[Start Task inputs]
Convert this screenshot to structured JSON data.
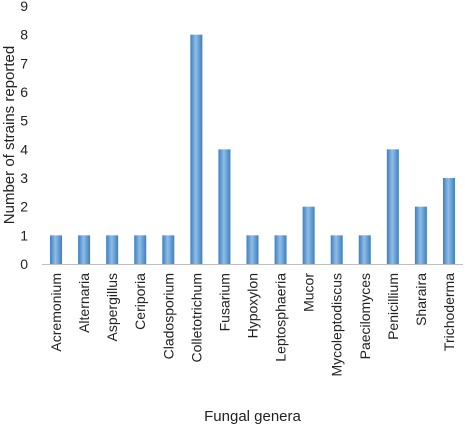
{
  "chart_data": {
    "type": "bar",
    "categories": [
      "Acremonium",
      "Alternaria",
      "Aspergillus",
      "Ceriporia",
      "Cladosporium",
      "Colletotrichum",
      "Fusarium",
      "Hypoxylon",
      "Leptosphaeria",
      "Mucor",
      "Mycoleptodiscus",
      "Paecilomyces",
      "Penicillium",
      "Sharaira",
      "Trichoderma"
    ],
    "values": [
      1,
      1,
      1,
      1,
      1,
      8,
      4,
      1,
      1,
      2,
      1,
      1,
      4,
      2,
      3
    ],
    "title": "",
    "xlabel": "Fungal genera",
    "ylabel": "Number of strains reported",
    "ylim": [
      0,
      9
    ],
    "yticks": [
      0,
      1,
      2,
      3,
      4,
      5,
      6,
      7,
      8,
      9
    ],
    "grid": false,
    "legend": "none",
    "colors": {
      "bar_light": "#8fbde6",
      "bar_mid": "#5b9bd5",
      "bar_dark": "#3c7fc2",
      "axis": "#bfbfbf"
    }
  }
}
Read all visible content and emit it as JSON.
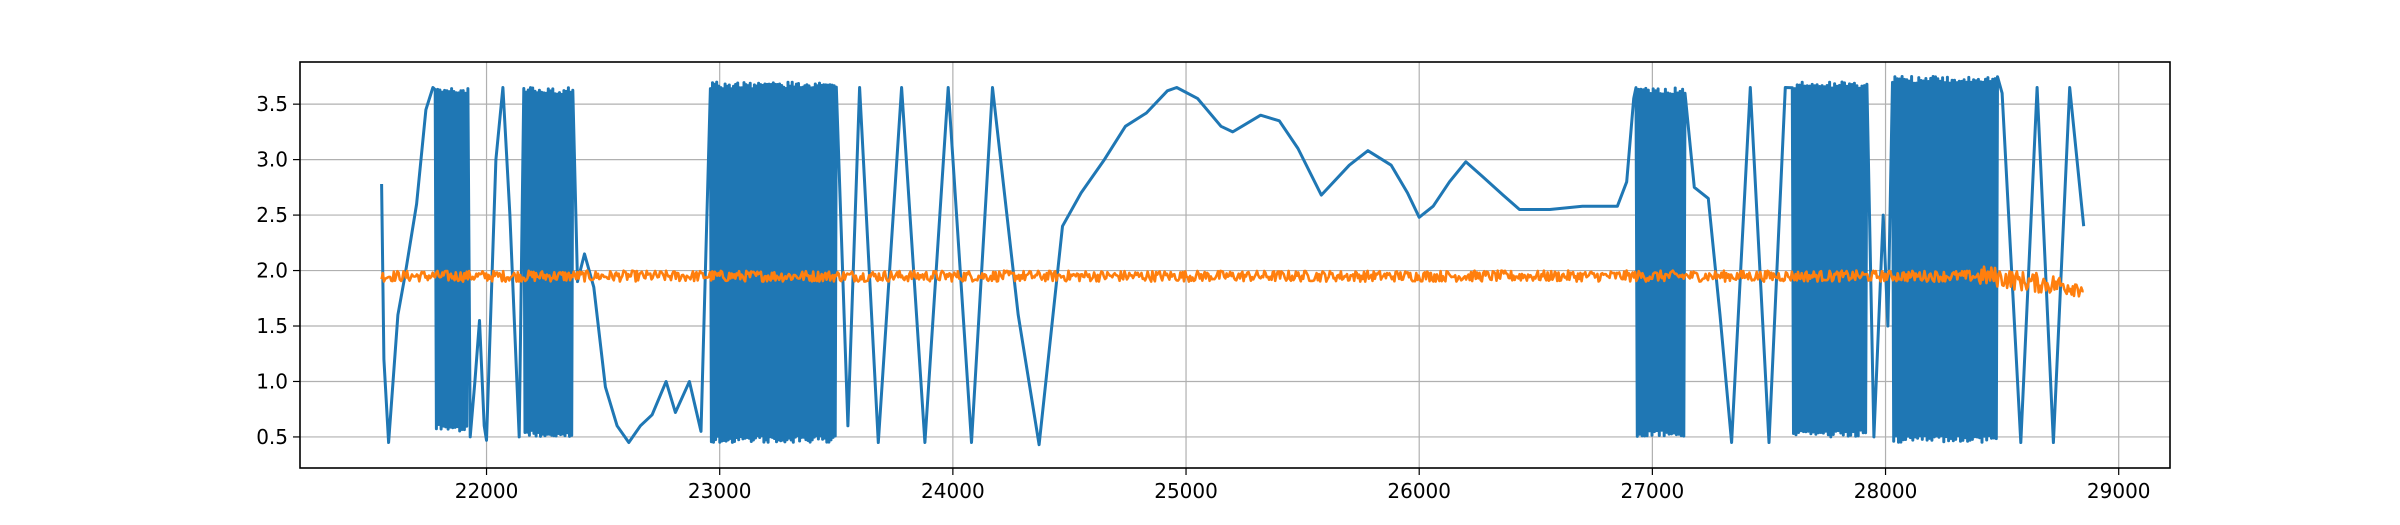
{
  "chart_data": {
    "type": "line",
    "title": "",
    "xlabel": "",
    "ylabel": "",
    "xlim": [
      21200,
      29220
    ],
    "ylim": [
      0.22,
      3.88
    ],
    "grid": true,
    "x_ticks": [
      22000,
      23000,
      24000,
      25000,
      26000,
      27000,
      28000,
      29000
    ],
    "y_ticks": [
      0.5,
      1.0,
      1.5,
      2.0,
      2.5,
      3.0,
      3.5
    ],
    "x_tick_labels": [
      "22000",
      "23000",
      "24000",
      "25000",
      "26000",
      "27000",
      "28000",
      "29000"
    ],
    "y_tick_labels": [
      "0.5",
      "1.0",
      "1.5",
      "2.0",
      "2.5",
      "3.0",
      "3.5"
    ],
    "series": [
      {
        "color": "#1f77b4",
        "points": [
          [
            21550,
            2.78
          ],
          [
            21560,
            1.2
          ],
          [
            21580,
            0.45
          ],
          [
            21620,
            1.6
          ],
          [
            21650,
            1.95
          ],
          [
            21700,
            2.6
          ],
          [
            21740,
            3.45
          ],
          [
            21770,
            3.65
          ],
          {
            "band": [
              21780,
              21920,
              0.55,
              3.65,
              14
            ]
          },
          [
            21930,
            0.5
          ],
          [
            21950,
            1.0
          ],
          [
            21970,
            1.55
          ],
          [
            21990,
            0.6
          ],
          [
            22000,
            0.47
          ],
          [
            22040,
            3.0
          ],
          [
            22070,
            3.65
          ],
          [
            22100,
            2.5
          ],
          [
            22140,
            0.5
          ],
          {
            "band": [
              22160,
              22370,
              0.5,
              3.65,
              22
            ]
          },
          [
            22390,
            1.9
          ],
          [
            22420,
            2.15
          ],
          [
            22460,
            1.85
          ],
          [
            22510,
            0.95
          ],
          [
            22560,
            0.6
          ],
          [
            22610,
            0.45
          ],
          [
            22660,
            0.6
          ],
          [
            22710,
            0.7
          ],
          [
            22770,
            1.0
          ],
          [
            22810,
            0.72
          ],
          [
            22870,
            1.0
          ],
          [
            22920,
            0.55
          ],
          {
            "band": [
              22960,
              23500,
              0.45,
              3.7,
              60
            ]
          },
          [
            23550,
            0.6
          ],
          [
            23600,
            3.65
          ],
          [
            23680,
            0.45
          ],
          [
            23780,
            3.65
          ],
          [
            23880,
            0.45
          ],
          [
            23980,
            3.65
          ],
          [
            24080,
            0.45
          ],
          [
            24170,
            3.65
          ],
          [
            24280,
            1.6
          ],
          [
            24370,
            0.43
          ],
          [
            24470,
            2.4
          ],
          [
            24550,
            2.7
          ],
          [
            24650,
            3.0
          ],
          [
            24740,
            3.3
          ],
          [
            24830,
            3.42
          ],
          [
            24920,
            3.62
          ],
          [
            24960,
            3.65
          ],
          [
            25050,
            3.55
          ],
          [
            25150,
            3.3
          ],
          [
            25200,
            3.25
          ],
          [
            25320,
            3.4
          ],
          [
            25400,
            3.35
          ],
          [
            25480,
            3.1
          ],
          [
            25580,
            2.68
          ],
          [
            25700,
            2.95
          ],
          [
            25780,
            3.08
          ],
          [
            25880,
            2.95
          ],
          [
            25950,
            2.7
          ],
          [
            26000,
            2.48
          ],
          [
            26060,
            2.58
          ],
          [
            26130,
            2.8
          ],
          [
            26200,
            2.98
          ],
          [
            26270,
            2.85
          ],
          [
            26360,
            2.68
          ],
          [
            26430,
            2.55
          ],
          [
            26560,
            2.55
          ],
          [
            26700,
            2.58
          ],
          [
            26850,
            2.58
          ],
          [
            26890,
            2.8
          ],
          [
            26920,
            3.55
          ],
          {
            "band": [
              26930,
              27140,
              0.5,
              3.65,
              20
            ]
          },
          [
            27180,
            2.75
          ],
          [
            27240,
            2.65
          ],
          [
            27290,
            1.6
          ],
          [
            27340,
            0.45
          ],
          [
            27420,
            3.65
          ],
          [
            27500,
            0.45
          ],
          [
            27570,
            3.65
          ],
          {
            "band": [
              27600,
              27920,
              0.5,
              3.7,
              30
            ]
          },
          [
            27950,
            0.5
          ],
          [
            27990,
            2.5
          ],
          [
            28010,
            1.5
          ],
          {
            "band": [
              28030,
              28480,
              0.45,
              3.75,
              44
            ]
          },
          [
            28500,
            3.6
          ],
          [
            28580,
            0.45
          ],
          [
            28650,
            3.65
          ],
          [
            28720,
            0.45
          ],
          [
            28790,
            3.65
          ],
          [
            28850,
            2.4
          ]
        ]
      },
      {
        "color": "#ff7f0e",
        "points": [
          [
            21550,
            1.95
          ],
          [
            28450,
            1.95
          ],
          [
            28600,
            1.9
          ],
          [
            28850,
            1.85
          ]
        ],
        "noise": 0.05
      }
    ]
  }
}
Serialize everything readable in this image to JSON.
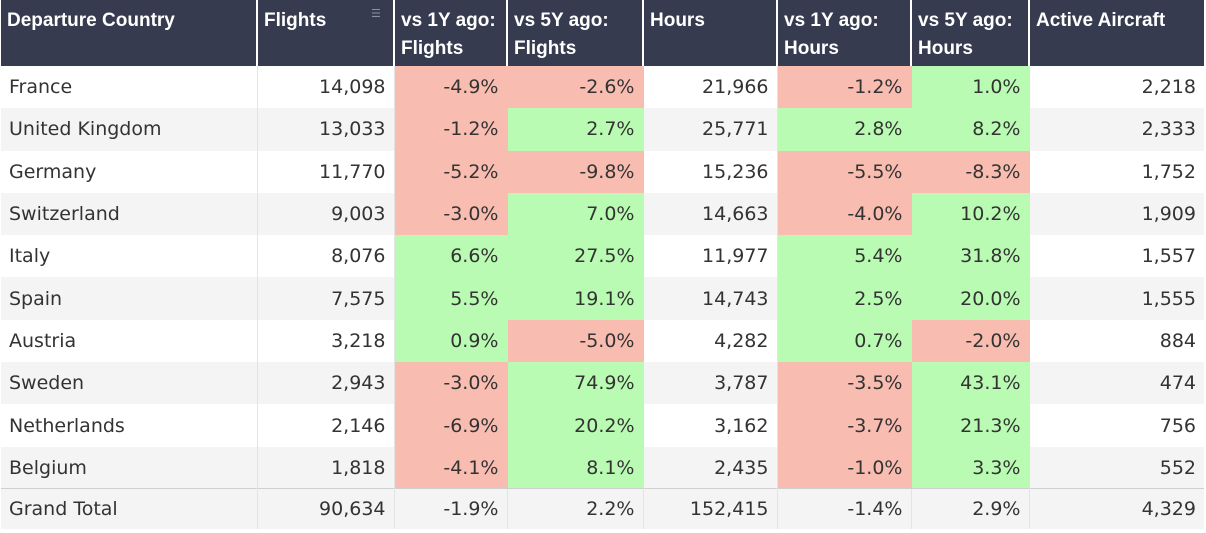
[End Task inputs]
**Requirements**
Quote the listing above in full, except for the pictures.

**Result of this task**
Convert this screenshot to structured JSON data.
{
  "chart_data": {
    "type": "bar",
    "categories": [
      "Acremonium",
      "Alternaria",
      "Aspergillus",
      "Ceriporia",
      "Cladosporium",
      "Colletotrichum",
      "Fusarium",
      "Hypoxylon",
      "Leptosphaeria",
      "Mucor",
      "Mycoleptodiscus",
      "Paecilomyces",
      "Penicillium",
      "Sharaira",
      "Trichoderma"
    ],
    "values": [
      1,
      1,
      1,
      1,
      1,
      8,
      4,
      1,
      1,
      2,
      1,
      1,
      4,
      2,
      3
    ],
    "title": "",
    "xlabel": "Fungal genera",
    "ylabel": "Number of strains reported",
    "ylim": [
      0,
      9
    ],
    "yticks": [
      0,
      1,
      2,
      3,
      4,
      5,
      6,
      7,
      8,
      9
    ],
    "grid": false,
    "legend": "none",
    "colors": {
      "bar_light": "#8fbde6",
      "bar_mid": "#5b9bd5",
      "bar_dark": "#3c7fc2",
      "axis": "#bfbfbf"
    }
  }
}
Read all visible content and emit it as JSON.
{
  "chart_data": {
    "type": "line",
    "title": "",
    "xlabel": "",
    "ylabel": "",
    "xlim": [
      21200,
      29220
    ],
    "ylim": [
      0.22,
      3.88
    ],
    "grid": true,
    "x_ticks": [
      22000,
      23000,
      24000,
      25000,
      26000,
      27000,
      28000,
      29000
    ],
    "y_ticks": [
      0.5,
      1.0,
      1.5,
      2.0,
      2.5,
      3.0,
      3.5
    ],
    "x_tick_labels": [
      "22000",
      "23000",
      "24000",
      "25000",
      "26000",
      "27000",
      "28000",
      "29000"
    ],
    "y_tick_labels": [
      "0.5",
      "1.0",
      "1.5",
      "2.0",
      "2.5",
      "3.0",
      "3.5"
    ],
    "series": [
      {
        "color": "#1f77b4",
        "points": [
          [
            21550,
            2.78
          ],
          [
            21560,
            1.2
          ],
          [
            21580,
            0.45
          ],
          [
            21620,
            1.6
          ],
          [
            21650,
            1.95
          ],
          [
            21700,
            2.6
          ],
          [
            21740,
            3.45
          ],
          [
            21770,
            3.65
          ],
          {
            "band": [
              21780,
              21920,
              0.55,
              3.65,
              14
            ]
          },
          [
            21930,
            0.5
          ],
          [
            21950,
            1.0
          ],
          [
            21970,
            1.55
          ],
          [
            21990,
            0.6
          ],
          [
            22000,
            0.47
          ],
          [
            22040,
            3.0
          ],
          [
            22070,
            3.65
          ],
          [
            22100,
            2.5
          ],
          [
            22140,
            0.5
          ],
          {
            "band": [
              22160,
              22370,
              0.5,
              3.65,
              22
            ]
          },
          [
            22390,
            1.9
          ],
          [
            22420,
            2.15
          ],
          [
            22460,
            1.85
          ],
          [
            22510,
            0.95
          ],
          [
            22560,
            0.6
          ],
          [
            22610,
            0.45
          ],
          [
            22660,
            0.6
          ],
          [
            22710,
            0.7
          ],
          [
            22770,
            1.0
          ],
          [
            22810,
            0.72
          ],
          [
            22870,
            1.0
          ],
          [
            22920,
            0.55
          ],
          {
            "band": [
              22960,
              23500,
              0.45,
              3.7,
              60
            ]
          },
          [
            23550,
            0.6
          ],
          [
            23600,
            3.65
          ],
          [
            23680,
            0.45
          ],
          [
            23780,
            3.65
          ],
          [
            23880,
            0.45
          ],
          [
            23980,
            3.65
          ],
          [
            24080,
            0.45
          ],
          [
            24170,
            3.65
          ],
          [
            24280,
            1.6
          ],
          [
            24370,
            0.43
          ],
          [
            24470,
            2.4
          ],
          [
            24550,
            2.7
          ],
          [
            24650,
            3.0
          ],
          [
            24740,
            3.3
          ],
          [
            24830,
            3.42
          ],
          [
            24920,
            3.62
          ],
          [
            24960,
            3.65
          ],
          [
            25050,
            3.55
          ],
          [
            25150,
            3.3
          ],
          [
            25200,
            3.25
          ],
          [
            25320,
            3.4
          ],
          [
            25400,
            3.35
          ],
          [
            25480,
            3.1
          ],
          [
            25580,
            2.68
          ],
          [
            25700,
            2.95
          ],
          [
            25780,
            3.08
          ],
          [
            25880,
            2.95
          ],
          [
            25950,
            2.7
          ],
          [
            26000,
            2.48
          ],
          [
            26060,
            2.58
          ],
          [
            26130,
            2.8
          ],
          [
            26200,
            2.98
          ],
          [
            26270,
            2.85
          ],
          [
            26360,
            2.68
          ],
          [
            26430,
            2.55
          ],
          [
            26560,
            2.55
          ],
          [
            26700,
            2.58
          ],
          [
            26850,
            2.58
          ],
          [
            26890,
            2.8
          ],
          [
            26920,
            3.55
          ],
          {
            "band": [
              26930,
              27140,
              0.5,
              3.65,
              20
            ]
          },
          [
            27180,
            2.75
          ],
          [
            27240,
            2.65
          ],
          [
            27290,
            1.6
          ],
          [
            27340,
            0.45
          ],
          [
            27420,
            3.65
          ],
          [
            27500,
            0.45
          ],
          [
            27570,
            3.65
          ],
          {
            "band": [
              27600,
              27920,
              0.5,
              3.7,
              30
            ]
          },
          [
            27950,
            0.5
          ],
          [
            27990,
            2.5
          ],
          [
            28010,
            1.5
          ],
          {
            "band": [
              28030,
              28480,
              0.45,
              3.75,
              44
            ]
          },
          [
            28500,
            3.6
          ],
          [
            28580,
            0.45
          ],
          [
            28650,
            3.65
          ],
          [
            28720,
            0.45
          ],
          [
            28790,
            3.65
          ],
          [
            28850,
            2.4
          ]
        ]
      },
      {
        "color": "#ff7f0e",
        "points": [
          [
            21550,
            1.95
          ],
          [
            28450,
            1.95
          ],
          [
            28600,
            1.9
          ],
          [
            28850,
            1.85
          ]
        ],
        "noise": 0.05
      }
    ]
  }
}
Serialize everything readable in this image to JSON.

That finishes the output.